== TEXT SEGMENT ==

Based on observation the facility failed to ensure that all doors in a fire or smoke rated enclosure fully closed and that the areas above rated enclosure doors were properly protected to prevent the spread of fire or smoke in the facility. This was observed in five sections of the facility.
Observation during tour of the facility on 8/3/10 revealed a set of double doors at the end of the patient hall way leading to the clinic area. These doors were held open by electromagnetic closers designed to release the doors upon activation of the fire alarm system. When released the doors the doors did not fully close. The doors were shut again and did not close fully.
During building tour on 8/4/10 a set of double doors was observed leading to the emergency department and were held open by an electromagnetic closer designed to release upon activation of the fire alarm system. When released, one of the doors remained in the open position. When tried again the door remained open and needed to be pulled shut manually. It was noted that the door had left marks on the floor and contacted the floor when fully open which held it in the open position.
It was observed on 8/4/10 that the main supply/storage area for the facility (considered a hazardous area due to amount of storage) had a door to the maintenance offices. The door which led to the maintenance offices did not have an automatic closer on the door and was observed in the open position. It remained in the open position on two different visits to the area that day. The door is in place to provide separation for the storage area and to prevent spread of fire or smoke in event of fire. Without an automatic closer or hold open on the door it did not provide this protection.
Observation above the ceiling and over rated fire doors near room 113 revealed that there was an opening approximately two foot by two foot which had been made around the sprinkler pipes and other wires passing through the area. This area above the doors should be properly sealed or free from penetrations which would allow the passage of smoke or fire above the ceiling.
Observation on 8/3/10 of the ceiling area above the doorway which led from the patient care area to the dietary hallway was observed to be open on both sides. The area was not sealed or otherwise constructed to prevent the spread of smoke or fire above this fire rated enclosure.

== WORK TO COMPLETE ==
Extend the fire door inspection findings past their last sentence. The rows have no connection to the fire door inspection findings.

Data drawn from a collection
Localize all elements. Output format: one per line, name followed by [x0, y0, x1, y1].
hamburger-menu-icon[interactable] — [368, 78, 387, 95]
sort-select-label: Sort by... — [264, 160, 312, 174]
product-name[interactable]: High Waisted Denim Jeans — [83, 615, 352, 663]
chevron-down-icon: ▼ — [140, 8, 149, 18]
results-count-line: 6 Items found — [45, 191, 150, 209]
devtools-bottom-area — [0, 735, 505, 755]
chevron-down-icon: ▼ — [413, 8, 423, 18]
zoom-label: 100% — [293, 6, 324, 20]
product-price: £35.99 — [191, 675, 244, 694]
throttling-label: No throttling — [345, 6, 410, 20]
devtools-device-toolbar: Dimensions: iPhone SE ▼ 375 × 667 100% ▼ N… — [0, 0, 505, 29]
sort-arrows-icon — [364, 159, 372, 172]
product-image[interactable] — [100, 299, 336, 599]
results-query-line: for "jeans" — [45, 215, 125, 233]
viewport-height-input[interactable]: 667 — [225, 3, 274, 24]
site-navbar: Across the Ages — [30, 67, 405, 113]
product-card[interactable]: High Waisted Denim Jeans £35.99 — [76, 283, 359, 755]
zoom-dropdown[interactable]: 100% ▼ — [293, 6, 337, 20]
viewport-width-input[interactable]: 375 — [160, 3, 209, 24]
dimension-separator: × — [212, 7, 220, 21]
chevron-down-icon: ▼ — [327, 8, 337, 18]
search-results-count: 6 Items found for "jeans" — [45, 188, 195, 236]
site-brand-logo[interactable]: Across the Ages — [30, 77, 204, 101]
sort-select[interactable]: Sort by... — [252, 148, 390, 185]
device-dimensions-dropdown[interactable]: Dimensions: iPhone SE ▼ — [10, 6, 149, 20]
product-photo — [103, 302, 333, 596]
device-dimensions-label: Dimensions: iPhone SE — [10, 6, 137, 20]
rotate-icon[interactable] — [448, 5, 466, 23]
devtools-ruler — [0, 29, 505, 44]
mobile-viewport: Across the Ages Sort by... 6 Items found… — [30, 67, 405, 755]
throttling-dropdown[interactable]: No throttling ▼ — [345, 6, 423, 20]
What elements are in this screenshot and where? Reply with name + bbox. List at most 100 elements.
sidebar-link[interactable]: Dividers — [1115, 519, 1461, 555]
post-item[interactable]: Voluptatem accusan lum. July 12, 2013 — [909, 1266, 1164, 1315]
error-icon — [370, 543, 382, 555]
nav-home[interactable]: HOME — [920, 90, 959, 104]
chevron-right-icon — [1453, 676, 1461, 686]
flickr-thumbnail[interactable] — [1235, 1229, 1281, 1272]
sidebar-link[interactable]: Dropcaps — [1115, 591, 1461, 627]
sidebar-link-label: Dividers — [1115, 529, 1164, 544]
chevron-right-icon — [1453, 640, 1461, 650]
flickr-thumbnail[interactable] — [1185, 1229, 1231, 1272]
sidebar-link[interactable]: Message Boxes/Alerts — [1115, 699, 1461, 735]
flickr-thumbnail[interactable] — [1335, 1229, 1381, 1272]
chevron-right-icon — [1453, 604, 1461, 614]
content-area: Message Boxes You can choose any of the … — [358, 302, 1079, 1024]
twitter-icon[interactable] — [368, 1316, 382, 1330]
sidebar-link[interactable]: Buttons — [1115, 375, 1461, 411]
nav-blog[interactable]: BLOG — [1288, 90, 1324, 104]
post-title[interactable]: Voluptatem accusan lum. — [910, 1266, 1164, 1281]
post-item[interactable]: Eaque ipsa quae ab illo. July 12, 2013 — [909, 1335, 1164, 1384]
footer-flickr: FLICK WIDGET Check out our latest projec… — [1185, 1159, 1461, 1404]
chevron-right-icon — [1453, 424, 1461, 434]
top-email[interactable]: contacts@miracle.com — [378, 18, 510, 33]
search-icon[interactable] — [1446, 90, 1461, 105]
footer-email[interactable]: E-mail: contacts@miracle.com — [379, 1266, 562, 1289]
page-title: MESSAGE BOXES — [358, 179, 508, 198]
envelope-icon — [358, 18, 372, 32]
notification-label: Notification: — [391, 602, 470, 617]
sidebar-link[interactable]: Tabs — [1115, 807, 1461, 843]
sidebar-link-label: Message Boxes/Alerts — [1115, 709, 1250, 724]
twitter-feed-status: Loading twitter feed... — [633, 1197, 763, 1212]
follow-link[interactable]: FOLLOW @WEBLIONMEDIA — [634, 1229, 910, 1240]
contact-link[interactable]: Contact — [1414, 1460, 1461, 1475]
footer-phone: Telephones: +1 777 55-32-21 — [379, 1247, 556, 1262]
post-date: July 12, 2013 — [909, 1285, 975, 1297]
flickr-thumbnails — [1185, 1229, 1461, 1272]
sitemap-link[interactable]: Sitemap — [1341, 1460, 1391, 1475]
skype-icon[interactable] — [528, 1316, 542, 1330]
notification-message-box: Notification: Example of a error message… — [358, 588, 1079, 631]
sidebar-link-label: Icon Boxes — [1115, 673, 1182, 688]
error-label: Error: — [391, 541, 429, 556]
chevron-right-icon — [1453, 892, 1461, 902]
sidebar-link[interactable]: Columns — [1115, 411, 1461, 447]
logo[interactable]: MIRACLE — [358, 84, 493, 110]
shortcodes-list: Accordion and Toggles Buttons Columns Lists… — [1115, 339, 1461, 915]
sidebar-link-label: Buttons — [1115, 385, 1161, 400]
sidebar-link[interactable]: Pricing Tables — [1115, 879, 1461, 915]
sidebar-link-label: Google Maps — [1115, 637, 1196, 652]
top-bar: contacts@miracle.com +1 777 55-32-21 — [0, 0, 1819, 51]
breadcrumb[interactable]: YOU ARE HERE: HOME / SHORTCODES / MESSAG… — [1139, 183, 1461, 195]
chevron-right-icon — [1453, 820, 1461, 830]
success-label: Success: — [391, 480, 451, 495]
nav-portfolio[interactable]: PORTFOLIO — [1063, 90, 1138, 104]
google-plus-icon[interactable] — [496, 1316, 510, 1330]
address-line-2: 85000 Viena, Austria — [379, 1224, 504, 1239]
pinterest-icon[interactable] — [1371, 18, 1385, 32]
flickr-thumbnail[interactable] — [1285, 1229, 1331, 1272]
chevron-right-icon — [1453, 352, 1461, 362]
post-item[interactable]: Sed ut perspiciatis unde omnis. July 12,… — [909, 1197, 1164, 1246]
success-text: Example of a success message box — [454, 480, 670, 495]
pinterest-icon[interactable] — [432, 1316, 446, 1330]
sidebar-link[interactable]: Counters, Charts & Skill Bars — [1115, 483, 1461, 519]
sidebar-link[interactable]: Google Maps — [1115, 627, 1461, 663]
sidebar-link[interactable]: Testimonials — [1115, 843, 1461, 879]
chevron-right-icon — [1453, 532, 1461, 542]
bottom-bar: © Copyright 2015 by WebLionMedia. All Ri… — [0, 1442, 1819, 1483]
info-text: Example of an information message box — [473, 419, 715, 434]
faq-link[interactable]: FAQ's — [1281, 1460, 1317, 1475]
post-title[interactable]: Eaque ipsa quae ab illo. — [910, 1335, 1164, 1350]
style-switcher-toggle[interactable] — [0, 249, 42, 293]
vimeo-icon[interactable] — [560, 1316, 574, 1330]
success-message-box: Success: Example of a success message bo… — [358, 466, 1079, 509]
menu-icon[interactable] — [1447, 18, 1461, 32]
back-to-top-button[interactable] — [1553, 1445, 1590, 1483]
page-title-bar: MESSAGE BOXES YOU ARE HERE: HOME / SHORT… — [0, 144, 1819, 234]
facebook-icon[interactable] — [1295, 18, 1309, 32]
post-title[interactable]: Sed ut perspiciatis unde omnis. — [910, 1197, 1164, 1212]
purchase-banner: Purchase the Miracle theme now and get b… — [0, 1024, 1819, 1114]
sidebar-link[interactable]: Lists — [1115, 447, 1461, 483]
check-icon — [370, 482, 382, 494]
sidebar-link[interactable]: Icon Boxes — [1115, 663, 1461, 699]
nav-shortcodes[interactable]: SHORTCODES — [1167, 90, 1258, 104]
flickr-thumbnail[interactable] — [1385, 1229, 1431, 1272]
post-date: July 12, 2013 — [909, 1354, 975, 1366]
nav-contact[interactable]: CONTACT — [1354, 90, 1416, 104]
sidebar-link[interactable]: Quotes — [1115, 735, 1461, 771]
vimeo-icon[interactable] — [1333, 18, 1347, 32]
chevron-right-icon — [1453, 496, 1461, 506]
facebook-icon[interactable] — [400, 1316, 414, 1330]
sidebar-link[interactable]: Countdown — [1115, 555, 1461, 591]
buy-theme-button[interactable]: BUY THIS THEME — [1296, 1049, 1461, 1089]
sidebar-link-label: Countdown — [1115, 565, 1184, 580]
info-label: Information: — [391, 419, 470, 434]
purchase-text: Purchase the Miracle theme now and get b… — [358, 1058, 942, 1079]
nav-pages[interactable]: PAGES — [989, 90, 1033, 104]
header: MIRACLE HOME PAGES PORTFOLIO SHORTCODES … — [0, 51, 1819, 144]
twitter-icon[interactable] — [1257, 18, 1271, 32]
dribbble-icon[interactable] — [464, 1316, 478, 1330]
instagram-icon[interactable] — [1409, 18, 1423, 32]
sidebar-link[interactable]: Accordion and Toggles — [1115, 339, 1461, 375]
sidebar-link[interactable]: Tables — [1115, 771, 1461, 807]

== RESULT FOR THIS TASK ==
Due to the doors not closing fully they would not prevent the spread of fire or smoke from one area to another and are required doors in this type of enclosure. The areas above the ceiling due to lack of appropriate construction or repair after penetrations had been made would not prevent the spread of smoke or fire.

No Description Available

Tag No.: K0050

Based on interview the facility failed to ensure that fire drills were conducted for the education of staff persons at least quarterly. This affects all persons in a census of 13 at time of admission. Findings included:
During an interview on 8/4/10 at 11:22 AM Staff CC stated that he has been employed at the facility for about one and a half years and is responsible for fire drills. Fire drills have not been conducted since he has been employed at the facility.
No drills have been done for other emergency type drills such as tornado or earthquake preparedness. There have been no community disaster drills in which the facility includes other community entities also involved in disaster preparedness.

No Description Available

Tag No.: K0062

Based on observation and record review the facility failed to ensure that the sprinkler system was tested quarterly as required by the 2000 Life Safety Code and sprinkler components were maintained to provide sprinkler protection for those areas of the facility that had sprinkler protection. This affects all persons in a census of 13. Findings included:
1. Review of the document for the most recent sprinkler inspection revealed that it occurred on 3/17/10.
2. During an interview on 8/4/10 at 1:35 PM Staff CC stated that the previous inspection had occurred on 4/2009. No other inspections had occurred than the two that had been done annually.
3. Observation on 8/4/10 of the business office revealed that one of six sprinkler heads in the area had lost the escutcheon (metal cup to aid sprinkler in position and function) and was positioned above the ceiling tile. This sprinkler would not provide coverage to the area as designed.
4. The room in which the computerized tomography (CT) radiological machine was had two sprinkler heads in the area and both of the sprinkler heads had missing escutcheons which would help the sprinkler heads maintain position within the ceiling and assure proper function of the sprinkler head.
The National Fire Protection Association under Code 25 for testing and maintenance of sprinkler systems requires:
Chapter 9-2.7 states that all water flow alarms shall be tested quarterly in accordance with the manufacturer's instructions.
Chapter 9-2.3 states that all system valves shall be protected from physical damage and shall be accessible.
Chapter 9-2.8 states that gauges shall be inspected monthly to verify that they are in good condition and that normal pressure is being maintained.
Chapter 9-2.8.2 states that gauges shall be replaced every five years or tested every five years by comparison with a calibrated gauge.
9-3.2.3 states that all valves shall be inspected weekly.
Chapter 9-3.4.1 states that each control valve shall be operated annually through its full range and returned to its normal position.
Chapter 9-3.4.3 states that valve supervisory switches shall be tested semiannually.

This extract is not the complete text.